## INSTRUCTIONS FOR THE TASK:
Each record is to be transcribed exactly.

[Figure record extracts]

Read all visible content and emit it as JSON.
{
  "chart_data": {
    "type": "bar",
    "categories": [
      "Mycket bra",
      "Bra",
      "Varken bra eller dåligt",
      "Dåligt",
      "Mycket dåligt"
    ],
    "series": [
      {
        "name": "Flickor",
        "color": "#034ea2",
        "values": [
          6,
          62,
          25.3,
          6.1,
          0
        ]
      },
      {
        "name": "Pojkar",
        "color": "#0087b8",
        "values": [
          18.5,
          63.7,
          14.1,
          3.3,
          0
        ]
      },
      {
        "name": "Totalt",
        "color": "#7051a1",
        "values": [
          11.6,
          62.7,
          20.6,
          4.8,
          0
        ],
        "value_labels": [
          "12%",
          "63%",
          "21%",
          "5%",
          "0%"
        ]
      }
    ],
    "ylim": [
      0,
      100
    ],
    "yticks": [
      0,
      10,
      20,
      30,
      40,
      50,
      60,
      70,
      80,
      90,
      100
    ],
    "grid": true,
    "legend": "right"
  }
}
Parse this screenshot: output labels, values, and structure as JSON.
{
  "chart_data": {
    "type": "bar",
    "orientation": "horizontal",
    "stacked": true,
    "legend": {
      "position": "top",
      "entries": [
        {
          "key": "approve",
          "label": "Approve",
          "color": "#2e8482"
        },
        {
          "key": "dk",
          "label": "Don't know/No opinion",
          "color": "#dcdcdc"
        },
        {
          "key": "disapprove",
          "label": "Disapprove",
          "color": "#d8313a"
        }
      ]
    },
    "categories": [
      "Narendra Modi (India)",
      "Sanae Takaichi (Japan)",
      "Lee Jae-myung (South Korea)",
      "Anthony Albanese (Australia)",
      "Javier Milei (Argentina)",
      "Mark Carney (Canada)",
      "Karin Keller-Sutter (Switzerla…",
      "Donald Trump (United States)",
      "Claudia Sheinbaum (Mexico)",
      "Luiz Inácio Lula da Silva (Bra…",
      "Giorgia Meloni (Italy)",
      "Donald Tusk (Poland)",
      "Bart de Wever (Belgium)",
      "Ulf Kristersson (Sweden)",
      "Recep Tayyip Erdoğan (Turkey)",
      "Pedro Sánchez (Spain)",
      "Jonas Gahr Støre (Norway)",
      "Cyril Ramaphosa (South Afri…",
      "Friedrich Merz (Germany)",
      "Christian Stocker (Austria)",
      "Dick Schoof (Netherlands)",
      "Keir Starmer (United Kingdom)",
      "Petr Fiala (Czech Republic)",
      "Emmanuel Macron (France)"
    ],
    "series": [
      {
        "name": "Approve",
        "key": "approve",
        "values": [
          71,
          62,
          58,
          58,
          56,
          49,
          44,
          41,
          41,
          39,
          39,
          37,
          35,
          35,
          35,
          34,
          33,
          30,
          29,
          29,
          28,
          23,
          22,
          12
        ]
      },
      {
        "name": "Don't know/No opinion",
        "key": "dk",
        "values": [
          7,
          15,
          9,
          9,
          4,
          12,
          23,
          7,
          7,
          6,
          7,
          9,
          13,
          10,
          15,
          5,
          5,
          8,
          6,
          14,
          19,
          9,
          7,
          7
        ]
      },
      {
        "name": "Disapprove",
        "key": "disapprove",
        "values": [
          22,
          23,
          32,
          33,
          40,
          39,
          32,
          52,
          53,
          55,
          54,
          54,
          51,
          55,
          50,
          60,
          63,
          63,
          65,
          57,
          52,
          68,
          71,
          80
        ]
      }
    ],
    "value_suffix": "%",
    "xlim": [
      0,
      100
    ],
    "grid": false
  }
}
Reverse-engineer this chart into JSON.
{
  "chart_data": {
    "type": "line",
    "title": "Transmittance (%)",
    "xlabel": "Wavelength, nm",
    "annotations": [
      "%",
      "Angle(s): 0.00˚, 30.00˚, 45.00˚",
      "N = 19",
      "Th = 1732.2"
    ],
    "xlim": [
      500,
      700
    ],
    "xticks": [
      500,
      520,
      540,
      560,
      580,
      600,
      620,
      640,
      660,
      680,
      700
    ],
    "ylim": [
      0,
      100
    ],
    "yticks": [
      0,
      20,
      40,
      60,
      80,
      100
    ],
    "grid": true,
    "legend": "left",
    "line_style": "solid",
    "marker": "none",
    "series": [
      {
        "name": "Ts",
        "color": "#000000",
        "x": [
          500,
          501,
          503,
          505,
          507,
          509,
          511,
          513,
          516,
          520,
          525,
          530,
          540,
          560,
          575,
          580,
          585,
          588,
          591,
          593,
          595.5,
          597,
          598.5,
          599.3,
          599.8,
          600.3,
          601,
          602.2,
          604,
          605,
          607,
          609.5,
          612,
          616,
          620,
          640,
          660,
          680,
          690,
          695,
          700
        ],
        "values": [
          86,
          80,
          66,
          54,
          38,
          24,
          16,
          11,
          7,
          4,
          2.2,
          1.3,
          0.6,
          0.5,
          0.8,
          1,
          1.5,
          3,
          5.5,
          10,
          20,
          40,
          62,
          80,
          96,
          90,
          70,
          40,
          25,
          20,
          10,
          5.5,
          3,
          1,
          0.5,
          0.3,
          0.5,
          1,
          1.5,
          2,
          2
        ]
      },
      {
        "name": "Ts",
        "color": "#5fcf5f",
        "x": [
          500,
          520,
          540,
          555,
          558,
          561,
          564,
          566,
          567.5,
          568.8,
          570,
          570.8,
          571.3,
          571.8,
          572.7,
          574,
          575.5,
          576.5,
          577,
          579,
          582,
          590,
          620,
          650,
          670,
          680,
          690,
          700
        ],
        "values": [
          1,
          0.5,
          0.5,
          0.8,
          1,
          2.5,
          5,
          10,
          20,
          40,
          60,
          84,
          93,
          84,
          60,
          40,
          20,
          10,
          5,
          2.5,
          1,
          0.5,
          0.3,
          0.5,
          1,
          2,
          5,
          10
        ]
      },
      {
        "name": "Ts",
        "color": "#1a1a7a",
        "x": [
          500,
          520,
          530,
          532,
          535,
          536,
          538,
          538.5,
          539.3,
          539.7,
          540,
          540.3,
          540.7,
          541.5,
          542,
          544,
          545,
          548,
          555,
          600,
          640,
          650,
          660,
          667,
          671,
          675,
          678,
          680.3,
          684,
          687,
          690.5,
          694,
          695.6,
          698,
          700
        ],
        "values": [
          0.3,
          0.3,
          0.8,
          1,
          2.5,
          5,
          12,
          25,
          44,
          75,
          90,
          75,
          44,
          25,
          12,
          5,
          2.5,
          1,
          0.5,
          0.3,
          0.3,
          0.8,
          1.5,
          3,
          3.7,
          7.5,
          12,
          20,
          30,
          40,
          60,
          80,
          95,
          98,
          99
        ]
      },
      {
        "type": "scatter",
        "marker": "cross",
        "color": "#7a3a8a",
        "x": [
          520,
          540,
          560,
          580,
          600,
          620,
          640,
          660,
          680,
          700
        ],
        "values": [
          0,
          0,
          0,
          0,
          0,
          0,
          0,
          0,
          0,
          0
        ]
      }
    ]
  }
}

## THE RESPONSE:
Read all visible content and emit it as JSON.
{
  "chart_data": {
    "type": "bar",
    "categories": [
      "Mycket bra",
      "Bra",
      "Varken bra eller dåligt",
      "Dåligt",
      "Mycket dåligt"
    ],
    "series": [
      {
        "name": "Flickor",
        "color": "#034ea2",
        "values": [
          6,
          62,
          25.3,
          6.1,
          0
        ]
      },
      {
        "name": "Pojkar",
        "color": "#0087b8",
        "values": [
          18.5,
          63.7,
          14.1,
          3.3,
          0
        ]
      },
      {
        "name": "Totalt",
        "color": "#7051a1",
        "values": [
          11.6,
          62.7,
          20.6,
          4.8,
          0
        ],
        "value_labels": [
          "12%",
          "63%",
          "21%",
          "5%",
          "0%"
        ]
      }
    ],
    "ylim": [
      0,
      100
    ],
    "yticks": [
      0,
      10,
      20,
      30,
      40,
      50,
      60,
      70,
      80,
      90,
      100
    ],
    "grid": true,
    "legend": "right"
  }
}
Parse this screenshot: output labels, values, and structure as JSON.
{
  "chart_data": {
    "type": "bar",
    "orientation": "horizontal",
    "stacked": true,
    "legend": {
      "position": "top",
      "entries": [
        {
          "key": "approve",
          "label": "Approve",
          "color": "#2e8482"
        },
        {
          "key": "dk",
          "label": "Don't know/No opinion",
          "color": "#dcdcdc"
        },
        {
          "key": "disapprove",
          "label": "Disapprove",
          "color": "#d8313a"
        }
      ]
    },
    "categories": [
      "Narendra Modi (India)",
      "Sanae Takaichi (Japan)",
      "Lee Jae-myung (South Korea)",
      "Anthony Albanese (Australia)",
      "Javier Milei (Argentina)",
      "Mark Carney (Canada)",
      "Karin Keller-Sutter (Switzerla…",
      "Donald Trump (United States)",
      "Claudia Sheinbaum (Mexico)",
      "Luiz Inácio Lula da Silva (Bra…",
      "Giorgia Meloni (Italy)",
      "Donald Tusk (Poland)",
      "Bart de Wever (Belgium)",
      "Ulf Kristersson (Sweden)",
      "Recep Tayyip Erdoğan (Turkey)",
      "Pedro Sánchez (Spain)",
      "Jonas Gahr Støre (Norway)",
      "Cyril Ramaphosa (South Afri…",
      "Friedrich Merz (Germany)",
      "Christian Stocker (Austria)",
      "Dick Schoof (Netherlands)",
      "Keir Starmer (United Kingdom)",
      "Petr Fiala (Czech Republic)",
      "Emmanuel Macron (France)"
    ],
    "series": [
      {
        "name": "Approve",
        "key": "approve",
        "values": [
          71,
          62,
          58,
          58,
          56,
          49,
          44,
          41,
          41,
          39,
          39,
          37,
          35,
          35,
          35,
          34,
          33,
          30,
          29,
          29,
          28,
          23,
          22,
          12
        ]
      },
      {
        "name": "Don't know/No opinion",
        "key": "dk",
        "values": [
          7,
          15,
          9,
          9,
          4,
          12,
          23,
          7,
          7,
          6,
          7,
          9,
          13,
          10,
          15,
          5,
          5,
          8,
          6,
          14,
          19,
          9,
          7,
          7
        ]
      },
      {
        "name": "Disapprove",
        "key": "disapprove",
        "values": [
          22,
          23,
          32,
          33,
          40,
          39,
          32,
          52,
          53,
          55,
          54,
          54,
          51,
          55,
          50,
          60,
          63,
          63,
          65,
          57,
          52,
          68,
          71,
          80
        ]
      }
    ],
    "value_suffix": "%",
    "xlim": [
      0,
      100
    ],
    "grid": false
  }
}
Reverse-engineer this chart into JSON.
{
  "chart_data": {
    "type": "line",
    "title": "Transmittance (%)",
    "xlabel": "Wavelength, nm",
    "annotations": [
      "%",
      "Angle(s): 0.00˚, 30.00˚, 45.00˚",
      "N = 19",
      "Th = 1732.2"
    ],
    "xlim": [
      500,
      700
    ],
    "xticks": [
      500,
      520,
      540,
      560,
      580,
      600,
      620,
      640,
      660,
      680,
      700
    ],
    "ylim": [
      0,
      100
    ],
    "yticks": [
      0,
      20,
      40,
      60,
      80,
      100
    ],
    "grid": true,
    "legend": "left",
    "line_style": "solid",
    "marker": "none",
    "series": [
      {
        "name": "Ts",
        "color": "#000000",
        "x": [
          500,
          501,
          503,
          505,
          507,
          509,
          511,
          513,
          516,
          520,
          525,
          530,
          540,
          560,
          575,
          580,
          585,
          588,
          591,
          593,
          595.5,
          597,
          598.5,
          599.3,
          599.8,
          600.3,
          601,
          602.2,
          604,
          605,
          607,
          609.5,
          612,
          616,
          620,
          640,
          660,
          680,
          690,
          695,
          700
        ],
        "values": [
          86,
          80,
          66,
          54,
          38,
          24,
          16,
          11,
          7,
          4,
          2.2,
          1.3,
          0.6,
          0.5,
          0.8,
          1,
          1.5,
          3,
          5.5,
          10,
          20,
          40,
          62,
          80,
          96,
          90,
          70,
          40,
          25,
          20,
          10,
          5.5,
          3,
          1,
          0.5,
          0.3,
          0.5,
          1,
          1.5,
          2,
          2
        ]
      },
      {
        "name": "Ts",
        "color": "#5fcf5f",
        "x": [
          500,
          520,
          540,
          555,
          558,
          561,
          564,
          566,
          567.5,
          568.8,
          570,
          570.8,
          571.3,
          571.8,
          572.7,
          574,
          575.5,
          576.5,
          577,
          579,
          582,
          590,
          620,
          650,
          670,
          680,
          690,
          700
        ],
        "values": [
          1,
          0.5,
          0.5,
          0.8,
          1,
          2.5,
          5,
          10,
          20,
          40,
          60,
          84,
          93,
          84,
          60,
          40,
          20,
          10,
          5,
          2.5,
          1,
          0.5,
          0.3,
          0.5,
          1,
          2,
          5,
          10
        ]
      },
      {
        "name": "Ts",
        "color": "#1a1a7a",
        "x": [
          500,
          520,
          530,
          532,
          535,
          536,
          538,
          538.5,
          539.3,
          539.7,
          540,
          540.3,
          540.7,
          541.5,
          542,
          544,
          545,
          548,
          555,
          600,
          640,
          650,
          660,
          667,
          671,
          675,
          678,
          680.3,
          684,
          687,
          690.5,
          694,
          695.6,
          698,
          700
        ],
        "values": [
          0.3,
          0.3,
          0.8,
          1,
          2.5,
          5,
          12,
          25,
          44,
          75,
          90,
          75,
          44,
          25,
          12,
          5,
          2.5,
          1,
          0.5,
          0.3,
          0.3,
          0.8,
          1.5,
          3,
          3.7,
          7.5,
          12,
          20,
          30,
          40,
          60,
          80,
          95,
          98,
          99
        ]
      },
      {
        "type": "scatter",
        "marker": "cross",
        "color": "#7a3a8a",
        "x": [
          520,
          540,
          560,
          580,
          600,
          620,
          640,
          660,
          680,
          700
        ],
        "values": [
          0,
          0,
          0,
          0,
          0,
          0,
          0,
          0,
          0,
          0
        ]
      }
    ]
  }
}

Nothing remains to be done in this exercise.